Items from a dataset
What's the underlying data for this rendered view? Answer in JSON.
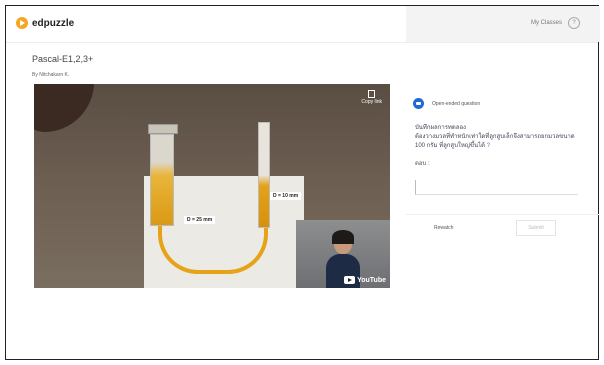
{
  "header": {
    "logo_text": "edpuzzle",
    "my_classes": "My Classes",
    "help_label": "?"
  },
  "video": {
    "title": "Pascal-E1,2,3+",
    "byline": "By Nitchakarn K.",
    "copy_link": "Copy link",
    "label_small": "D = 10 mm",
    "label_big": "D = 25 mm",
    "youtube": "YouTube"
  },
  "question": {
    "type_label": "Open-ended question",
    "heading": "บันทึกผลการทดลอง",
    "text": "ต้องวางมวลที่ทำหนักเท่าใดที่ลูกสูบเล็กจึงสามารถยกมวลขนาด 100 กรัม ที่ลูกสูบใหญ่ขึ้นได้",
    "link_mark": "?",
    "answer_label": "ตอบ :",
    "answer_value": "",
    "rewatch": "Rewatch",
    "submit": "Submit"
  },
  "colors": {
    "brand": "#f5a623",
    "accent": "#1e6ad6",
    "liquid": "#e6a317"
  }
}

_To do_
Reproduce every entry word for word, but skip any pictures.

_Exercise output_
What's the underlying data for this rendered view? Answer in JSON.
{
  "header": {
    "logo_text": "edpuzzle",
    "my_classes": "My Classes",
    "help_label": "?"
  },
  "video": {
    "title": "Pascal-E1,2,3+",
    "byline": "By Nitchakarn K.",
    "copy_link": "Copy link",
    "label_small": "D = 10 mm",
    "label_big": "D = 25 mm",
    "youtube": "YouTube"
  },
  "question": {
    "type_label": "Open-ended question",
    "heading": "บันทึกผลการทดลอง",
    "text": "ต้องวางมวลที่ทำหนักเท่าใดที่ลูกสูบเล็กจึงสามารถยกมวลขนาด 100 กรัม ที่ลูกสูบใหญ่ขึ้นได้",
    "link_mark": "?",
    "answer_label": "ตอบ :",
    "answer_value": "",
    "rewatch": "Rewatch",
    "submit": "Submit"
  },
  "colors": {
    "brand": "#f5a623",
    "accent": "#1e6ad6",
    "liquid": "#e6a317"
  }
}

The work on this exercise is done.